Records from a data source
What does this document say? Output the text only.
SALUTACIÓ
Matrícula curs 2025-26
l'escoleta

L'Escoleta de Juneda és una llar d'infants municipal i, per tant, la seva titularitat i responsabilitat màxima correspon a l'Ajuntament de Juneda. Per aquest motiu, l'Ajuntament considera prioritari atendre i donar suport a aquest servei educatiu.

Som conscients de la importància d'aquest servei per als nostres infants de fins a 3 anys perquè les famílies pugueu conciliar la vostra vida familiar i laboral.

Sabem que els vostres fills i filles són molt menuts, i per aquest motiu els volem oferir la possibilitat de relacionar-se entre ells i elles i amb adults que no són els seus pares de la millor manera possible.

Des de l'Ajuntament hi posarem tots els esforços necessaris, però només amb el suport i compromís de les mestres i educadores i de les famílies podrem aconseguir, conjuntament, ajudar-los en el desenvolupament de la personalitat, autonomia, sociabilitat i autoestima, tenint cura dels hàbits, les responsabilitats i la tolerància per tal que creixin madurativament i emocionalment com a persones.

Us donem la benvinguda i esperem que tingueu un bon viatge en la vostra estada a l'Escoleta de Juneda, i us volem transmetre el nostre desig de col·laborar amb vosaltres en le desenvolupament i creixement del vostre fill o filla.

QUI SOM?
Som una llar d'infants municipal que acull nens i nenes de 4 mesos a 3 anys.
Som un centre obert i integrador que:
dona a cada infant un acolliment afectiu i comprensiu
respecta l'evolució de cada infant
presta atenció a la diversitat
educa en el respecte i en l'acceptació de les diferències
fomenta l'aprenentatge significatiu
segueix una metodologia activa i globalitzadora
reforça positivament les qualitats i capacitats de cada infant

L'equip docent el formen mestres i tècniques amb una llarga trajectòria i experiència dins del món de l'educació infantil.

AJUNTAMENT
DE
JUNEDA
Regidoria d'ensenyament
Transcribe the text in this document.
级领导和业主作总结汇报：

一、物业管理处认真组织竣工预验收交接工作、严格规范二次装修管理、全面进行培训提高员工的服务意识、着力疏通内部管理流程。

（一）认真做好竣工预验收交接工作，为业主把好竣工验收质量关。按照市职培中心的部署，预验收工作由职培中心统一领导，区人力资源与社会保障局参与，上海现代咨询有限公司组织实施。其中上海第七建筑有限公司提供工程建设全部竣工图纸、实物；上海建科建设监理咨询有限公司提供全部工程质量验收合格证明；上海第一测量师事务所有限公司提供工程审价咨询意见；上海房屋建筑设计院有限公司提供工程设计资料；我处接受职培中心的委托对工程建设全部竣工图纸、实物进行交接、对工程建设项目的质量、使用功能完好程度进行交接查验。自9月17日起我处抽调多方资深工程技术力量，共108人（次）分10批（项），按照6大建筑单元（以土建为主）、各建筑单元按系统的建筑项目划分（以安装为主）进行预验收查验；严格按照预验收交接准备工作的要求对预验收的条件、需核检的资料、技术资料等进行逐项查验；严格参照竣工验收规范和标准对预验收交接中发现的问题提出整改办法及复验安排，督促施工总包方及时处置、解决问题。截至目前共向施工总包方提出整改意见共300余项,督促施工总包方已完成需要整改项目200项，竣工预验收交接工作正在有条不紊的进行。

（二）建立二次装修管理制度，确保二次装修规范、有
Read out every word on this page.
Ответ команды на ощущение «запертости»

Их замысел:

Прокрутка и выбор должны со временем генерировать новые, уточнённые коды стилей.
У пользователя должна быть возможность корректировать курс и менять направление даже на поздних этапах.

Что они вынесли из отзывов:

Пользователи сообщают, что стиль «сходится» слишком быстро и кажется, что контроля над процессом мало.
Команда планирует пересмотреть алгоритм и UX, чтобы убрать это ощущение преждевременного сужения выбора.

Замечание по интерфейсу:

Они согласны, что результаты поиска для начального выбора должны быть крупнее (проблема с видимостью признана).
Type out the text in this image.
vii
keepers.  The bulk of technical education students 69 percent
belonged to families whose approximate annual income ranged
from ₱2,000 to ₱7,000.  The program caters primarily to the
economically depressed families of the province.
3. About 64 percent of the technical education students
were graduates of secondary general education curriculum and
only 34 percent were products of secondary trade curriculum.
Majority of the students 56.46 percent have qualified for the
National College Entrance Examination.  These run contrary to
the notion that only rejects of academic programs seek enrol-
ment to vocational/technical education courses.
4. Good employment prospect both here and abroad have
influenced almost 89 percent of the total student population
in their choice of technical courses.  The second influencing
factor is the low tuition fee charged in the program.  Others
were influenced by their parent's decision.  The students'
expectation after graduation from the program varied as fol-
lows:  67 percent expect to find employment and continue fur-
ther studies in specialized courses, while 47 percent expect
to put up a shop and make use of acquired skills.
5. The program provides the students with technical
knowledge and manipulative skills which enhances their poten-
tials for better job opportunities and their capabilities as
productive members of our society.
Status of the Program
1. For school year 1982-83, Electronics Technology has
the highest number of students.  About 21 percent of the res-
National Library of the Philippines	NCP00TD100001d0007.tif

## Instructions for the task
Generate an exact reproduction of all entries.

## Answer to the exercise
What does this document say? Output the text only.
SALUTACIÓ
Matrícula curs 2025-26
l'escoleta

L'Escoleta de Juneda és una llar d'infants municipal i, per tant, la seva titularitat i responsabilitat màxima correspon a l'Ajuntament de Juneda. Per aquest motiu, l'Ajuntament considera prioritari atendre i donar suport a aquest servei educatiu.

Som conscients de la importància d'aquest servei per als nostres infants de fins a 3 anys perquè les famílies pugueu conciliar la vostra vida familiar i laboral.

Sabem que els vostres fills i filles són molt menuts, i per aquest motiu els volem oferir la possibilitat de relacionar-se entre ells i elles i amb adults que no són els seus pares de la millor manera possible.

Des de l'Ajuntament hi posarem tots els esforços necessaris, però només amb el suport i compromís de les mestres i educadores i de les famílies podrem aconseguir, conjuntament, ajudar-los en el desenvolupament de la personalitat, autonomia, sociabilitat i autoestima, tenint cura dels hàbits, les responsabilitats i la tolerància per tal que creixin madurativament i emocionalment com a persones.

Us donem la benvinguda i esperem que tingueu un bon viatge en la vostra estada a l'Escoleta de Juneda, i us volem transmetre el nostre desig de col·laborar amb vosaltres en le desenvolupament i creixement del vostre fill o filla.

QUI SOM?
Som una llar d'infants municipal que acull nens i nenes de 4 mesos a 3 anys.
Som un centre obert i integrador que:
dona a cada infant un acolliment afectiu i comprensiu
respecta l'evolució de cada infant
presta atenció a la diversitat
educa en el respecte i en l'acceptació de les diferències
fomenta l'aprenentatge significatiu
segueix una metodologia activa i globalitzadora
reforça positivament les qualitats i capacitats de cada infant

L'equip docent el formen mestres i tècniques amb una llarga trajectòria i experiència dins del món de l'educació infantil.

AJUNTAMENT
DE
JUNEDA
Regidoria d'ensenyament
Transcribe the text in this document.
级领导和业主作总结汇报：

一、物业管理处认真组织竣工预验收交接工作、严格规范二次装修管理、全面进行培训提高员工的服务意识、着力疏通内部管理流程。

（一）认真做好竣工预验收交接工作，为业主把好竣工验收质量关。按照市职培中心的部署，预验收工作由职培中心统一领导，区人力资源与社会保障局参与，上海现代咨询有限公司组织实施。其中上海第七建筑有限公司提供工程建设全部竣工图纸、实物；上海建科建设监理咨询有限公司提供全部工程质量验收合格证明；上海第一测量师事务所有限公司提供工程审价咨询意见；上海房屋建筑设计院有限公司提供工程设计资料；我处接受职培中心的委托对工程建设全部竣工图纸、实物进行交接、对工程建设项目的质量、使用功能完好程度进行交接查验。自9月17日起我处抽调多方资深工程技术力量，共108人（次）分10批（项），按照6大建筑单元（以土建为主）、各建筑单元按系统的建筑项目划分（以安装为主）进行预验收查验；严格按照预验收交接准备工作的要求对预验收的条件、需核检的资料、技术资料等进行逐项查验；严格参照竣工验收规范和标准对预验收交接中发现的问题提出整改办法及复验安排，督促施工总包方及时处置、解决问题。截至目前共向施工总包方提出整改意见共300余项,督促施工总包方已完成需要整改项目200项，竣工预验收交接工作正在有条不紊的进行。

（二）建立二次装修管理制度，确保二次装修规范、有
Read out every word on this page.
Ответ команды на ощущение «запертости»

Их замысел:

Прокрутка и выбор должны со временем генерировать новые, уточнённые коды стилей.
У пользователя должна быть возможность корректировать курс и менять направление даже на поздних этапах.

Что они вынесли из отзывов:

Пользователи сообщают, что стиль «сходится» слишком быстро и кажется, что контроля над процессом мало.
Команда планирует пересмотреть алгоритм и UX, чтобы убрать это ощущение преждевременного сужения выбора.

Замечание по интерфейсу:

Они согласны, что результаты поиска для начального выбора должны быть крупнее (проблема с видимостью признана).
Type out the text in this image.
vii
keepers.  The bulk of technical education students 69 percent
belonged to families whose approximate annual income ranged
from ₱2,000 to ₱7,000.  The program caters primarily to the
economically depressed families of the province.
3. About 64 percent of the technical education students
were graduates of secondary general education curriculum and
only 34 percent were products of secondary trade curriculum.
Majority of the students 56.46 percent have qualified for the
National College Entrance Examination.  These run contrary to
the notion that only rejects of academic programs seek enrol-
ment to vocational/technical education courses.
4. Good employment prospect both here and abroad have
influenced almost 89 percent of the total student population
in their choice of technical courses.  The second influencing
factor is the low tuition fee charged in the program.  Others
were influenced by their parent's decision.  The students'
expectation after graduation from the program varied as fol-
lows:  67 percent expect to find employment and continue fur-
ther studies in specialized courses, while 47 percent expect
to put up a shop and make use of acquired skills.
5. The program provides the students with technical
knowledge and manipulative skills which enhances their poten-
tials for better job opportunities and their capabilities as
productive members of our society.
Status of the Program
1. For school year 1982-83, Electronics Technology has
the highest number of students.  About 21 percent of the res-
National Library of the Philippines	NCP00TD100001d0007.tif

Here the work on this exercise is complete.